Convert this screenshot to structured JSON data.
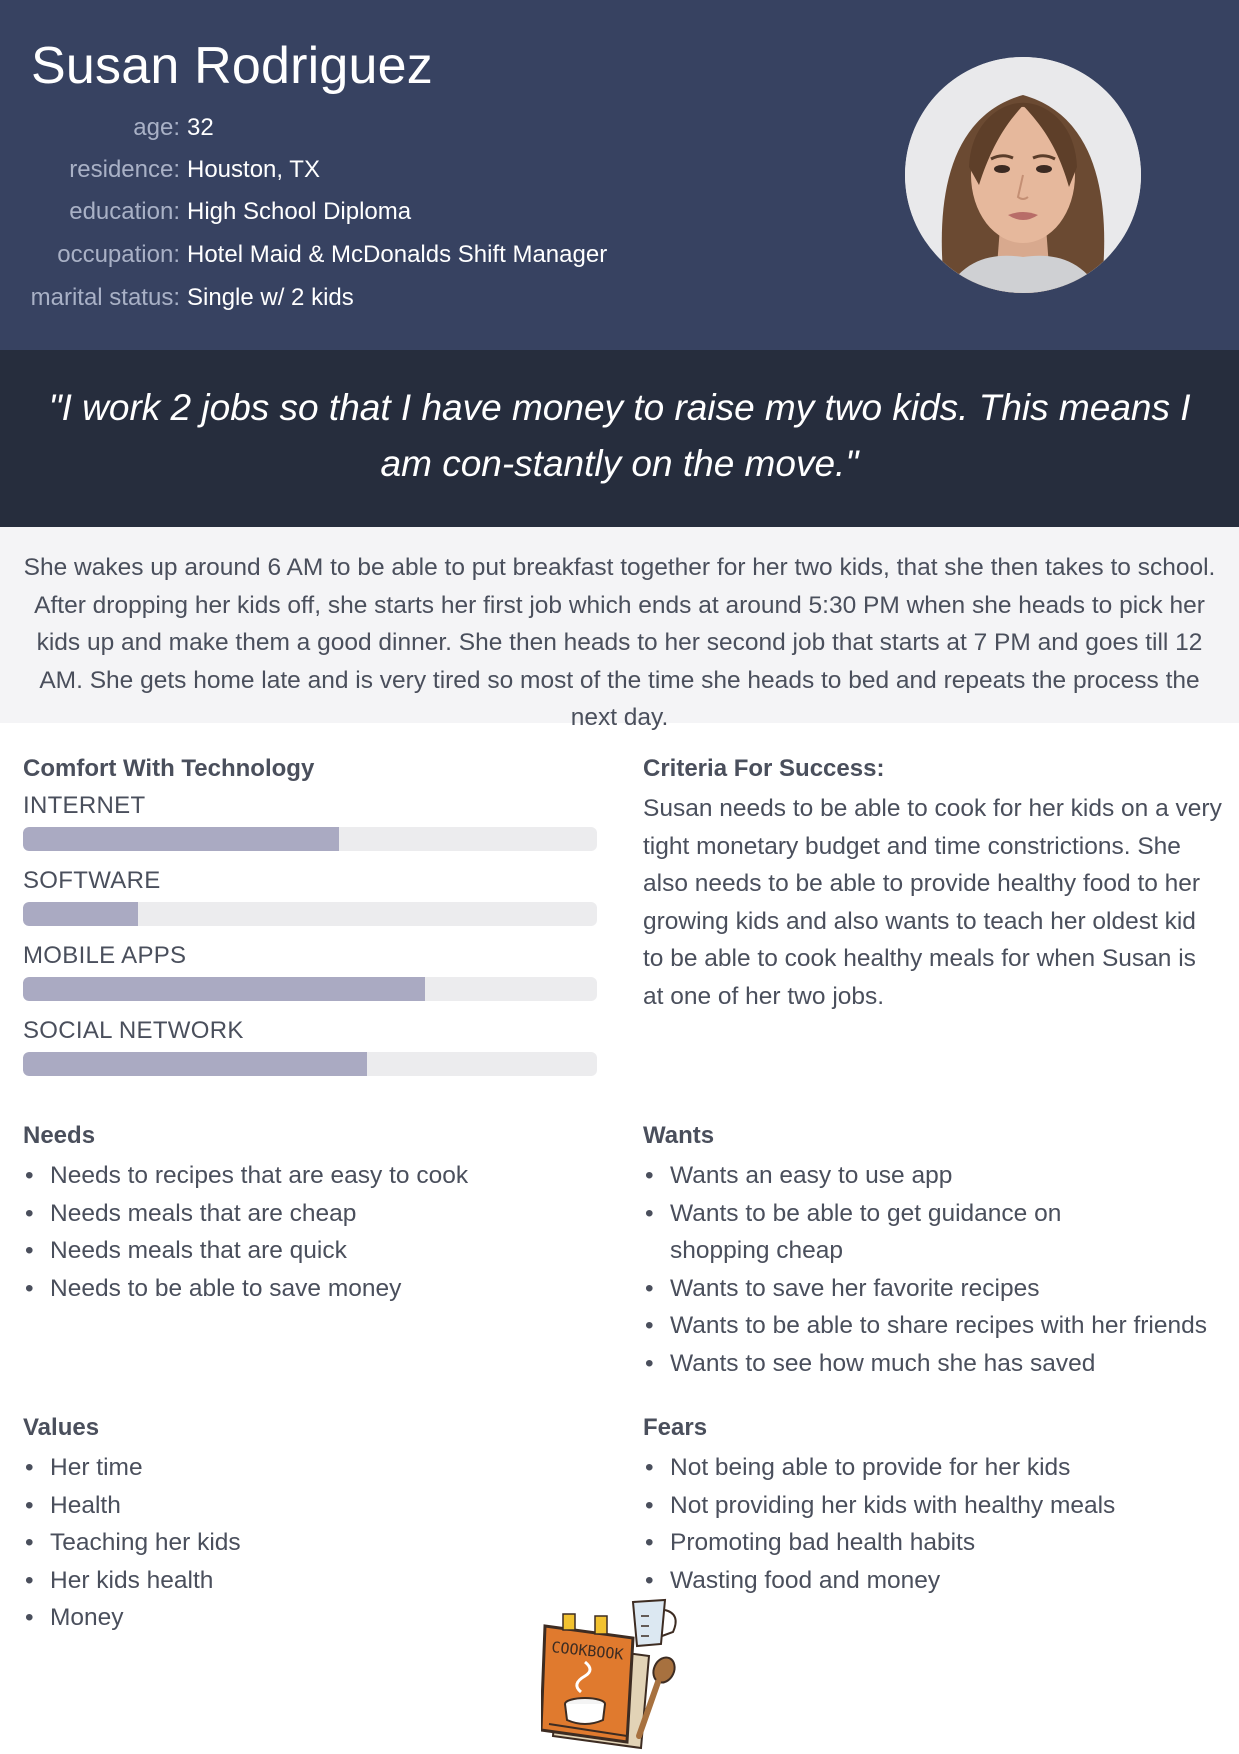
{
  "profile": {
    "name": "Susan Rodriguez",
    "facts": [
      {
        "label": "age:",
        "value": "32"
      },
      {
        "label": "residence:",
        "value": "Houston, TX"
      },
      {
        "label": "education:",
        "value": "High School Diploma"
      },
      {
        "label": "occupation:",
        "value": "Hotel Maid & McDonalds Shift Manager"
      },
      {
        "label": "marital status:",
        "value": "Single w/ 2 kids"
      }
    ]
  },
  "quote": "\"I work 2 jobs so that I have money to raise my two kids. This means I am con-stantly on the move.\"",
  "summary": "She wakes up around 6 AM to be able to put breakfast together for her two kids, that she then takes to school. After dropping her kids off, she starts her first job which ends at around 5:30 PM when she heads to pick her kids up and make them a good dinner. She then heads to her second job that starts at 7 PM and goes till 12 AM. She gets home late and is very tired so most of the time she heads to bed and repeats the process the next day.",
  "technology": {
    "title": "Comfort With Technology",
    "items": [
      {
        "label": "INTERNET",
        "level": 0.55
      },
      {
        "label": "SOFTWARE",
        "level": 0.2
      },
      {
        "label": "MOBILE APPS",
        "level": 0.7
      },
      {
        "label": "SOCIAL NETWORK",
        "level": 0.6
      }
    ]
  },
  "criteria": {
    "title": "Criteria For Success:",
    "text": "Susan needs to be able to cook for her kids on a very tight monetary budget and time constrictions. She also needs to be able to provide healthy food to her growing kids and also wants to teach her oldest kid to be able to cook healthy meals for when Susan is at one of her two jobs."
  },
  "needs": {
    "title": "Needs",
    "items": [
      "Needs to recipes that are easy to cook",
      "Needs meals that are cheap",
      "Needs meals that are quick",
      "Needs to be able to save money"
    ]
  },
  "wants": {
    "title": "Wants",
    "items": [
      "Wants an easy to use app",
      "Wants to be able to get guidance on shopping cheap",
      "Wants to save her favorite recipes",
      "Wants to be able to share recipes with her friends",
      "Wants to see how much she has saved"
    ]
  },
  "values": {
    "title": "Values",
    "items": [
      "Her time",
      "Health",
      "Teaching her kids",
      "Her kids health",
      "Money"
    ]
  },
  "fears": {
    "title": "Fears",
    "items": [
      "Not being able to provide for her kids",
      "Not providing her kids with healthy meals",
      "Promoting bad health habits",
      "Wasting food and money"
    ]
  },
  "logo": {
    "text": "COOKBOOK"
  },
  "colors": {
    "header": "#374261",
    "quote_band": "#262d3d",
    "bar_fill": "#aaaac2",
    "bar_track": "#ececee"
  }
}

Goal of the exercise:
Transcribe the preceding listing in its entirety and with exact wording, leaving out pictures.

Worked answer:
Convert this screenshot to structured JSON data.
{
  "profile": {
    "name": "Susan Rodriguez",
    "facts": [
      {
        "label": "age:",
        "value": "32"
      },
      {
        "label": "residence:",
        "value": "Houston, TX"
      },
      {
        "label": "education:",
        "value": "High School Diploma"
      },
      {
        "label": "occupation:",
        "value": "Hotel Maid & McDonalds Shift Manager"
      },
      {
        "label": "marital status:",
        "value": "Single w/ 2 kids"
      }
    ]
  },
  "quote": "\"I work 2 jobs so that I have money to raise my two kids. This means I am con-stantly on the move.\"",
  "summary": "She wakes up around 6 AM to be able to put breakfast together for her two kids, that she then takes to school. After dropping her kids off, she starts her first job which ends at around 5:30 PM when she heads to pick her kids up and make them a good dinner. She then heads to her second job that starts at 7 PM and goes till 12 AM. She gets home late and is very tired so most of the time she heads to bed and repeats the process the next day.",
  "technology": {
    "title": "Comfort With Technology",
    "items": [
      {
        "label": "INTERNET",
        "level": 0.55
      },
      {
        "label": "SOFTWARE",
        "level": 0.2
      },
      {
        "label": "MOBILE APPS",
        "level": 0.7
      },
      {
        "label": "SOCIAL NETWORK",
        "level": 0.6
      }
    ]
  },
  "criteria": {
    "title": "Criteria For Success:",
    "text": "Susan needs to be able to cook for her kids on a very tight monetary budget and time constrictions. She also needs to be able to provide healthy food to her growing kids and also wants to teach her oldest kid to be able to cook healthy meals for when Susan is at one of her two jobs."
  },
  "needs": {
    "title": "Needs",
    "items": [
      "Needs to recipes that are easy to cook",
      "Needs meals that are cheap",
      "Needs meals that are quick",
      "Needs to be able to save money"
    ]
  },
  "wants": {
    "title": "Wants",
    "items": [
      "Wants an easy to use app",
      "Wants to be able to get guidance on shopping cheap",
      "Wants to save her favorite recipes",
      "Wants to be able to share recipes with her friends",
      "Wants to see how much she has saved"
    ]
  },
  "values": {
    "title": "Values",
    "items": [
      "Her time",
      "Health",
      "Teaching her kids",
      "Her kids health",
      "Money"
    ]
  },
  "fears": {
    "title": "Fears",
    "items": [
      "Not being able to provide for her kids",
      "Not providing her kids with healthy meals",
      "Promoting bad health habits",
      "Wasting food and money"
    ]
  },
  "logo": {
    "text": "COOKBOOK"
  },
  "colors": {
    "header": "#374261",
    "quote_band": "#262d3d",
    "bar_fill": "#aaaac2",
    "bar_track": "#ececee"
  }
}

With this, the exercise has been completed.